Write out the data again in full, exactly as it reads.

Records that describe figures
::::
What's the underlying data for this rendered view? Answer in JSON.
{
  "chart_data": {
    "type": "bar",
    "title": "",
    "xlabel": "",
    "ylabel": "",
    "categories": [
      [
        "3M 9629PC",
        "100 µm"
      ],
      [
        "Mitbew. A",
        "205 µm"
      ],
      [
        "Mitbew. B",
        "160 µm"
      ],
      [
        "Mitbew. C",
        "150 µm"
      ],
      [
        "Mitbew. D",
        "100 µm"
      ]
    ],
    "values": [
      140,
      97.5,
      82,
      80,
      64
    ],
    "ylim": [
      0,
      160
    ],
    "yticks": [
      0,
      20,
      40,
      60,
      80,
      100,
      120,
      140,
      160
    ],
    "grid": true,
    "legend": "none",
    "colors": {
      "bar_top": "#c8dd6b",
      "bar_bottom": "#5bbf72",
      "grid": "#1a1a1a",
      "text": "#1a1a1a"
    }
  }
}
::::
§ Problem solution:
What's the underlying data for this rendered view? Answer in JSON.
{
  "chart_data": {
    "type": "bar",
    "title": "",
    "xlabel": "",
    "ylabel": "",
    "categories": [
      [
        "3M 9629PC",
        "100 µm"
      ],
      [
        "Mitbew. A",
        "205 µm"
      ],
      [
        "Mitbew. B",
        "160 µm"
      ],
      [
        "Mitbew. C",
        "150 µm"
      ],
      [
        "Mitbew. D",
        "100 µm"
      ]
    ],
    "values": [
      140,
      97.5,
      82,
      80,
      64
    ],
    "ylim": [
      0,
      160
    ],
    "yticks": [
      0,
      20,
      40,
      60,
      80,
      100,
      120,
      140,
      160
    ],
    "grid": true,
    "legend": "none",
    "colors": {
      "bar_top": "#c8dd6b",
      "bar_bottom": "#5bbf72",
      "grid": "#1a1a1a",
      "text": "#1a1a1a"
    }
  }
}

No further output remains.